━━━ 抜粋文

Isadora Duncan: The Mother of Modern Dance (1877-1927)
「モダンダンスの母」と呼ばれた美貌の舞踏家のIsadora Duncan(イサドラ・ダンカン)は又、「裸足のイサドラ」とも呼ばれました。 サンフランシスコに生まれたイサドラ・ダンカンは、1920年代のRoaring Twenty(ローリング20s)よりも早くFlapper(フラッパー)感覚を持ち、イサドラ・ダンカンの斬新な舞踊芸術は世間を仰天させ、そして50歳になるのを待たずして首に巻いた長いスカーフが自動車に巻き込まれたために悲劇的な死を遂げたのです。 それはイサドラ・ダンカンが回想録を書くため滞在していたニースでの予期せぬ出来事でした。 ソビエト帰りのイサドラ・ダンカンのトレードマークが共産主義の象徴でもある赤いスカーフだったのが皮肉です。 事故によるイサドラの死と交換にイサドラの価値が広く一般にも認められ今日までBizarre(ビザール/風変わり)な人生とモダンダンスが語り継がれているのでしょうか。
踊りには全く見識のない私がイサドラ・ダンカンを知ったのがほんの20数年まえのことで、ラジオかテレビのクイズ番組の中に「裸足で踊った舞踏家は誰?」という質問があったからでした。 当時は現在のように便利なインターネットが存在しなかったのでGoogle検索もなく、寝耳に水の私が図書館に飛んでいったのは言うまでもありません。 イサドラ・ダンカンは時代も時代ですから裸足で踊り、さらに衣裳を脱ぎ捨ててのパーフォーマンスではさぞかし風当たりが強かったでしょう。 その頃でも西洋では胸は出しても脚は卑猥な意味合いがあるので剥き出しにはしなかったとか。 イサドラは私生活でも不倫や年齢の差が有り過ぎる若者との結婚など波乱万丈の人生だったようです
日本にも時代の先端をいった芸術家といえば1960年代に水玉のモチーフで有名な前衛アーティストのKusama Yayoi(草間彌生(又は弥生))や1989年のドキュメンタリー映画”Eat the Kimono(着物を食え)”のモデルである舞踊家のHanayagi Genshu(花柳幻舟)などがいました。(2019年77歳で不慮の事故死)
Isadora Danced in Greek tunic
古代ギリシャ文化に感銘を受けたイサドラ・ダンカンは古典的なバレエではなくギリシアの舞踊を理想として即興的なダンスを創作したのです。 それまでのクラシックバレーのトゥシューズとチュチュという衣裳とは全く違うギリシャ風の長いチュニック(トゥニカ)を身に纏い自由な創作舞踊を生み出しモダンダンスのパイオニアとなりました。 裸に近い衣裳を纏ったり、時にはイチジクの葉すら取り去ったりした革命的な踊りがアメリカで酷評を受けたこともありイサドラ・ダンカンは欧羅巴行きを決行しました。

━━━━━━
━━━ 提示資料

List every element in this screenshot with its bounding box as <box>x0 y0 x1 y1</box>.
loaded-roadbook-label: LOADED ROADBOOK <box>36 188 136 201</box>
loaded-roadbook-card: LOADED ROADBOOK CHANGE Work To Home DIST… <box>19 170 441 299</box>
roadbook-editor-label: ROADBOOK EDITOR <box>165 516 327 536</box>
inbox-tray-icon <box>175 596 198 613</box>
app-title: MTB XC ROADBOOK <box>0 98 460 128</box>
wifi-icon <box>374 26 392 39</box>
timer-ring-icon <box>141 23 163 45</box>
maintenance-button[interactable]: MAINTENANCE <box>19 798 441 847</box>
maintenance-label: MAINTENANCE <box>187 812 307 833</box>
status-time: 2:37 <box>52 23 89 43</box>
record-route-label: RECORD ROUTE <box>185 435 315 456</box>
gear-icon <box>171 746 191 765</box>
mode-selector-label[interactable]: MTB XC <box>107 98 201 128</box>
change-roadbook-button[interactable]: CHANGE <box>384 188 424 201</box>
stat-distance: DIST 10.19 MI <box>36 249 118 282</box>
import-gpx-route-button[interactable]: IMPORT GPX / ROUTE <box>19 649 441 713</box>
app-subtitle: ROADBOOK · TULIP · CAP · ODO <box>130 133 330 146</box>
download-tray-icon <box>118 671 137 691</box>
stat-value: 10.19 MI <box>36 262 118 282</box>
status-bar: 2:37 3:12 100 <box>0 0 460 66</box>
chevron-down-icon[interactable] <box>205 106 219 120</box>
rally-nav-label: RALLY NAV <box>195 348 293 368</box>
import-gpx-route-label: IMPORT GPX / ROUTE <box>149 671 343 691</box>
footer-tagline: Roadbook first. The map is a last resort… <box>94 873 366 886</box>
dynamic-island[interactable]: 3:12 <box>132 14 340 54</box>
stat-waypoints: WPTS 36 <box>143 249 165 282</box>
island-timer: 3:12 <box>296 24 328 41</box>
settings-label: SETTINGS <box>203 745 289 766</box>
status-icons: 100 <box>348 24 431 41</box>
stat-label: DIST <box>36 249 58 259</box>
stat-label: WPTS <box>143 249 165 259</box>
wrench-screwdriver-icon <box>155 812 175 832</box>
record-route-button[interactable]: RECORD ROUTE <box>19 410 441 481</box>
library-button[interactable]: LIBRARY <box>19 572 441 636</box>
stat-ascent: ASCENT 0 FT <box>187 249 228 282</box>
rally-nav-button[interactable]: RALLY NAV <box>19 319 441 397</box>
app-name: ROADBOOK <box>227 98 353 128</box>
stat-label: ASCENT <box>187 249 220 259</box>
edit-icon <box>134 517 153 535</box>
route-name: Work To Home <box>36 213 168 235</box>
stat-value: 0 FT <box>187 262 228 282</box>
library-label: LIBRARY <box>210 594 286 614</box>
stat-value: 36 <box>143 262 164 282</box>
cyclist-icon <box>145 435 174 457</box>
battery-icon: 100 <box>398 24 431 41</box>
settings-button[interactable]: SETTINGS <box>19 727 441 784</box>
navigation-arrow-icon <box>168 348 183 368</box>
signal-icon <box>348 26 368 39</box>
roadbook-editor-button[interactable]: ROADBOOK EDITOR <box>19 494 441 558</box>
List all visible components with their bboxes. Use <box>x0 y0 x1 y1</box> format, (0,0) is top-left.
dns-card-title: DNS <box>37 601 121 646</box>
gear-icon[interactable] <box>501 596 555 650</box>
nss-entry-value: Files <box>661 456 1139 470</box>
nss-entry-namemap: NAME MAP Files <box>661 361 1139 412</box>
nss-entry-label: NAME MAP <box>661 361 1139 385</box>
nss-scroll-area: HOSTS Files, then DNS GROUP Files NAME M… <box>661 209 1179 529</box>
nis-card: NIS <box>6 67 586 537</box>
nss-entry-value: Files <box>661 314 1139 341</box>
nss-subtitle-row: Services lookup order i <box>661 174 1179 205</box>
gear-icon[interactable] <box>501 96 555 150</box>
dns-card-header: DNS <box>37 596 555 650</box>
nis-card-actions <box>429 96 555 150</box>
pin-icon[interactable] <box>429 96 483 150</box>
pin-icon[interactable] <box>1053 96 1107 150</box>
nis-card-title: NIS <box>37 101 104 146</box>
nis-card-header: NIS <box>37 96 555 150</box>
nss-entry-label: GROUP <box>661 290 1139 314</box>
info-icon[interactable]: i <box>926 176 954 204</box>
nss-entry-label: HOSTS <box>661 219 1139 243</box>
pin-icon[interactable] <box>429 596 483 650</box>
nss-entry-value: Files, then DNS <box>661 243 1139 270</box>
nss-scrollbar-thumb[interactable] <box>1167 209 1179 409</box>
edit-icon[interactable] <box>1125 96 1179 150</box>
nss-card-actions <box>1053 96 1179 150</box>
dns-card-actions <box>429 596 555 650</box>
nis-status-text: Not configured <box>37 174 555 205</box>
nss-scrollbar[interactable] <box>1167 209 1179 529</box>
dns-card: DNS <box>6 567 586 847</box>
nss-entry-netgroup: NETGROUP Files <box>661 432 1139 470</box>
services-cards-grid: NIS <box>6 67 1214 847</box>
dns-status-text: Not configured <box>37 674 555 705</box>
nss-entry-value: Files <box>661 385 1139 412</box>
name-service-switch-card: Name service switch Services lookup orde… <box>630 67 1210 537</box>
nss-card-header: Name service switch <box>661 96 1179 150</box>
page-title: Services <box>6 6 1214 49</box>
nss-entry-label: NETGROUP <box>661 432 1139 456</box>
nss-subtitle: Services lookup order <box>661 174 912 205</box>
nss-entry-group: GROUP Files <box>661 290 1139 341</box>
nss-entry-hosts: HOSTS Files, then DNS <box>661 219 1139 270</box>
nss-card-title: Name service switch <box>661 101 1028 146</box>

━━━━━━

#### 課題の目的:
イサドラ・ダンカンを紹介する文章を、最後の文のあとから続けて書いてください。

#### 回答:
Loie Fuller
渡仏当初は同じくアメリカから来たLoie Fuller(ロイ・フラー)と一緒に仕事をしていました。
Tribute to Loie Fuller’s Serpentine Dance by Lumière Brothers
このビデオは1899年にフランスのLumière Brothersによって撮られ後から一コマづつ色付けされたそうです。
ロイ・フラーはHenri de Toulouse-Lautrec(ロートレック)がポスターに描いたことでも知られていますが、こちらも初期モダンダンスのパイオニアと呼ばれたパロディやボードビルのダンサー(女芸人)でした。 紅白歌合戦の元祖”小林幸子”じゃありませんが、客寄せのために大きなスカートの中でカラー電気を光らせる電気ダンスや、1900年のパリ万博で披露した幾重にもなった絹の衣裳を閃かせるSerpentine Dance(蛇踊り)や、さらに下からライトを当てたガラスの上で踊るFire Dance(火踊り)などというアヴァンギャルドなダンスを考案しました。
※英語本ですがロイ・フラーの表紙絵も中身も覗ける「Electric Salome: Loie Fuller’s Performance of Modernism」という書籍が販売されています。(ISBN-10: 0691141096)
そんな新し者好きな彼の地ではイサドラ・ダンカンは「裸足のダンサー」として好評を博し欧州各国で公演するようになり、大成功したイサドラ・ダンカンは26歳でダンス学校を設立するに至ったのでした。
ヨーロッパ、特にパリにはアメリカ本土を離れて大成功したアメリカ人のダンサーや歌手が何人もいます。 モンパルナス地区の黒人ダンスホールに始まった黒人文化(ジャズ)ですが、20世紀の初めに腰にバナナをぶら下げて半裸で踊り歌ったレビューの女王のJoséphine Baker(ジョセフィン・ベイカー)や終戦後にKatherine Dunham(キャサリン・ダンハム)舞踊団に参加したEartha Kitt(アーサー・キット)の他、40年代から60年代にかけてMiles Davis(マイルス・デイヴィス)はじめ多くの黒人ジャズメンがパリで成功しています。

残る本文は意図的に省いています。